* REQUEST
Reproduce the listing exactly and skip over any pictures.
━━━ TASK INPUT
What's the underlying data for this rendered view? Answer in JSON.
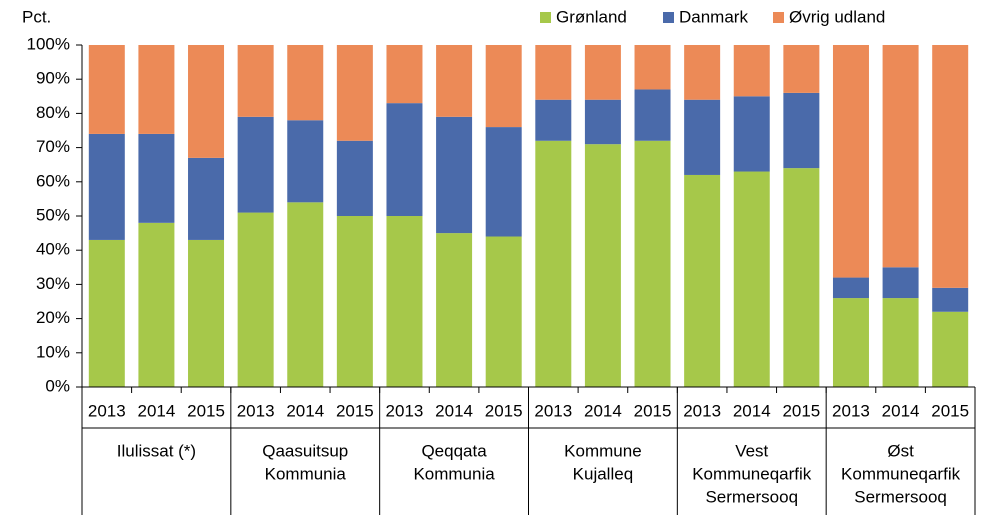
{
  "chart_data": {
    "type": "stacked_bar",
    "y_label": "Pct.",
    "categories": [
      "2013",
      "2014",
      "2015",
      "2013",
      "2014",
      "2015",
      "2013",
      "2014",
      "2015",
      "2013",
      "2014",
      "2015",
      "2013",
      "2014",
      "2015",
      "2013",
      "2014",
      "2015"
    ],
    "groups": [
      {
        "lines": [
          "Ilulissat (*)"
        ]
      },
      {
        "lines": [
          "Qaasuitsup",
          "Kommunia"
        ]
      },
      {
        "lines": [
          "Qeqqata",
          "Kommunia"
        ]
      },
      {
        "lines": [
          "Kommune",
          "Kujalleq"
        ]
      },
      {
        "lines": [
          "Vest",
          "Kommuneqarfik",
          "Sermersooq"
        ]
      },
      {
        "lines": [
          "Øst",
          "Kommuneqarfik",
          "Sermersooq"
        ]
      }
    ],
    "series": [
      {
        "name": "Grønland",
        "color": "#a6c84a",
        "values": [
          43,
          48,
          43,
          51,
          54,
          50,
          50,
          45,
          44,
          72,
          71,
          72,
          62,
          63,
          64,
          26,
          26,
          22
        ]
      },
      {
        "name": "Danmark",
        "color": "#4a6aaa",
        "values": [
          31,
          26,
          24,
          28,
          24,
          22,
          33,
          34,
          32,
          12,
          13,
          15,
          22,
          22,
          22,
          6,
          9,
          7
        ]
      },
      {
        "name": "Øvrig udland",
        "color": "#ec8a57",
        "values": [
          26,
          26,
          33,
          21,
          22,
          28,
          17,
          21,
          24,
          16,
          16,
          13,
          16,
          15,
          14,
          68,
          65,
          71
        ]
      }
    ],
    "ylim": [
      0,
      100
    ],
    "yticks": [
      {
        "value": 0,
        "label": "0%"
      },
      {
        "value": 10,
        "label": "10%"
      },
      {
        "value": 20,
        "label": "20%"
      },
      {
        "value": 30,
        "label": "30%"
      },
      {
        "value": 40,
        "label": "40%"
      },
      {
        "value": 50,
        "label": "50%"
      },
      {
        "value": 60,
        "label": "60%"
      },
      {
        "value": 70,
        "label": "70%"
      },
      {
        "value": 80,
        "label": "80%"
      },
      {
        "value": 90,
        "label": "90%"
      },
      {
        "value": 100,
        "label": "100%"
      }
    ],
    "legend": "top"
  }
}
━━━━━━
* RESPONSE BELOW
What's the underlying data for this rendered view? Answer in JSON.
{
  "chart_data": {
    "type": "stacked_bar",
    "y_label": "Pct.",
    "categories": [
      "2013",
      "2014",
      "2015",
      "2013",
      "2014",
      "2015",
      "2013",
      "2014",
      "2015",
      "2013",
      "2014",
      "2015",
      "2013",
      "2014",
      "2015",
      "2013",
      "2014",
      "2015"
    ],
    "groups": [
      {
        "lines": [
          "Ilulissat (*)"
        ]
      },
      {
        "lines": [
          "Qaasuitsup",
          "Kommunia"
        ]
      },
      {
        "lines": [
          "Qeqqata",
          "Kommunia"
        ]
      },
      {
        "lines": [
          "Kommune",
          "Kujalleq"
        ]
      },
      {
        "lines": [
          "Vest",
          "Kommuneqarfik",
          "Sermersooq"
        ]
      },
      {
        "lines": [
          "Øst",
          "Kommuneqarfik",
          "Sermersooq"
        ]
      }
    ],
    "series": [
      {
        "name": "Grønland",
        "color": "#a6c84a",
        "values": [
          43,
          48,
          43,
          51,
          54,
          50,
          50,
          45,
          44,
          72,
          71,
          72,
          62,
          63,
          64,
          26,
          26,
          22
        ]
      },
      {
        "name": "Danmark",
        "color": "#4a6aaa",
        "values": [
          31,
          26,
          24,
          28,
          24,
          22,
          33,
          34,
          32,
          12,
          13,
          15,
          22,
          22,
          22,
          6,
          9,
          7
        ]
      },
      {
        "name": "Øvrig udland",
        "color": "#ec8a57",
        "values": [
          26,
          26,
          33,
          21,
          22,
          28,
          17,
          21,
          24,
          16,
          16,
          13,
          16,
          15,
          14,
          68,
          65,
          71
        ]
      }
    ],
    "ylim": [
      0,
      100
    ],
    "yticks": [
      {
        "value": 0,
        "label": "0%"
      },
      {
        "value": 10,
        "label": "10%"
      },
      {
        "value": 20,
        "label": "20%"
      },
      {
        "value": 30,
        "label": "30%"
      },
      {
        "value": 40,
        "label": "40%"
      },
      {
        "value": 50,
        "label": "50%"
      },
      {
        "value": 60,
        "label": "60%"
      },
      {
        "value": 70,
        "label": "70%"
      },
      {
        "value": 80,
        "label": "80%"
      },
      {
        "value": 90,
        "label": "90%"
      },
      {
        "value": 100,
        "label": "100%"
      }
    ],
    "legend": "top"
  }
}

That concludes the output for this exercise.